What is needed – Write every record out again exactly as given.

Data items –
------------

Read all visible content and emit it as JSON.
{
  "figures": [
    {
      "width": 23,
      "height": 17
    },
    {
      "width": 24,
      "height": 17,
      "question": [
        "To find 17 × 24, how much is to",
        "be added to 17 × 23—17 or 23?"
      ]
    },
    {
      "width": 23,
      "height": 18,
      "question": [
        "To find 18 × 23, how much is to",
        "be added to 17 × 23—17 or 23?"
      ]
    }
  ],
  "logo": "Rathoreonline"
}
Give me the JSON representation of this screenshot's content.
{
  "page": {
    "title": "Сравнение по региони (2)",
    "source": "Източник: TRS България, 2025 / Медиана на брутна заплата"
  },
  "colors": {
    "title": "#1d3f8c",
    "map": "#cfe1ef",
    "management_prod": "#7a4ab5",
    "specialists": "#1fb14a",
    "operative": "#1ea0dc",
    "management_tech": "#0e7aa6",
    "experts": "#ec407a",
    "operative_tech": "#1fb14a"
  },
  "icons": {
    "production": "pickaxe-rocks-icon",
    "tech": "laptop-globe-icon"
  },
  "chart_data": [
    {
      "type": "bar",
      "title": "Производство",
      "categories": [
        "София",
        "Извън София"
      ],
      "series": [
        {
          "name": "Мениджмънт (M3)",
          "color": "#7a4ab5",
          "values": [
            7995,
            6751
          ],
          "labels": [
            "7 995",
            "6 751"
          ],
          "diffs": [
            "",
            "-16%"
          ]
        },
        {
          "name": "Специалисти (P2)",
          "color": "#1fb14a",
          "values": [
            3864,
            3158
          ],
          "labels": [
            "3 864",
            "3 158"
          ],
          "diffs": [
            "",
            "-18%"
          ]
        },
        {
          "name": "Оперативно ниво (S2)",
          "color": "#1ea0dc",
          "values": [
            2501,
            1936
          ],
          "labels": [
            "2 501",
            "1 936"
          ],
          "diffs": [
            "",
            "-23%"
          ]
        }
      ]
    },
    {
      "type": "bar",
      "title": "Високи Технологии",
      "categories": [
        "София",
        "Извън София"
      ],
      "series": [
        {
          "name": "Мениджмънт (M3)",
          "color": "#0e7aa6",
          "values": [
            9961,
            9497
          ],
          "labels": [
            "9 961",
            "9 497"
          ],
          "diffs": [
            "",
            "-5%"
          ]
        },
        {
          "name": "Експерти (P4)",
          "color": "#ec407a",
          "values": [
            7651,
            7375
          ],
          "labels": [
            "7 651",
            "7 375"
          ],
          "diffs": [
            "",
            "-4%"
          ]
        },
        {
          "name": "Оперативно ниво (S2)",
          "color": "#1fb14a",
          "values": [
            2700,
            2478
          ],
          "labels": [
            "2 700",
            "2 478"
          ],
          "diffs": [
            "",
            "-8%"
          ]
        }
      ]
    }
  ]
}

------------

Result for this task –
Read all visible content and emit it as JSON.
{
  "figures": [
    {
      "width": 23,
      "height": 17
    },
    {
      "width": 24,
      "height": 17,
      "question": [
        "To find 17 × 24, how much is to",
        "be added to 17 × 23—17 or 23?"
      ]
    },
    {
      "width": 23,
      "height": 18,
      "question": [
        "To find 18 × 23, how much is to",
        "be added to 17 × 23—17 or 23?"
      ]
    }
  ],
  "logo": "Rathoreonline"
}
Give me the JSON representation of this screenshot's content.
{
  "page": {
    "title": "Сравнение по региони (2)",
    "source": "Източник: TRS България, 2025 / Медиана на брутна заплата"
  },
  "colors": {
    "title": "#1d3f8c",
    "map": "#cfe1ef",
    "management_prod": "#7a4ab5",
    "specialists": "#1fb14a",
    "operative": "#1ea0dc",
    "management_tech": "#0e7aa6",
    "experts": "#ec407a",
    "operative_tech": "#1fb14a"
  },
  "icons": {
    "production": "pickaxe-rocks-icon",
    "tech": "laptop-globe-icon"
  },
  "chart_data": [
    {
      "type": "bar",
      "title": "Производство",
      "categories": [
        "София",
        "Извън София"
      ],
      "series": [
        {
          "name": "Мениджмънт (M3)",
          "color": "#7a4ab5",
          "values": [
            7995,
            6751
          ],
          "labels": [
            "7 995",
            "6 751"
          ],
          "diffs": [
            "",
            "-16%"
          ]
        },
        {
          "name": "Специалисти (P2)",
          "color": "#1fb14a",
          "values": [
            3864,
            3158
          ],
          "labels": [
            "3 864",
            "3 158"
          ],
          "diffs": [
            "",
            "-18%"
          ]
        },
        {
          "name": "Оперативно ниво (S2)",
          "color": "#1ea0dc",
          "values": [
            2501,
            1936
          ],
          "labels": [
            "2 501",
            "1 936"
          ],
          "diffs": [
            "",
            "-23%"
          ]
        }
      ]
    },
    {
      "type": "bar",
      "title": "Високи Технологии",
      "categories": [
        "София",
        "Извън София"
      ],
      "series": [
        {
          "name": "Мениджмънт (M3)",
          "color": "#0e7aa6",
          "values": [
            9961,
            9497
          ],
          "labels": [
            "9 961",
            "9 497"
          ],
          "diffs": [
            "",
            "-5%"
          ]
        },
        {
          "name": "Експерти (P4)",
          "color": "#ec407a",
          "values": [
            7651,
            7375
          ],
          "labels": [
            "7 651",
            "7 375"
          ],
          "diffs": [
            "",
            "-4%"
          ]
        },
        {
          "name": "Оперативно ниво (S2)",
          "color": "#1fb14a",
          "values": [
            2700,
            2478
          ],
          "labels": [
            "2 700",
            "2 478"
          ],
          "diffs": [
            "",
            "-8%"
          ]
        }
      ]
    }
  ]
}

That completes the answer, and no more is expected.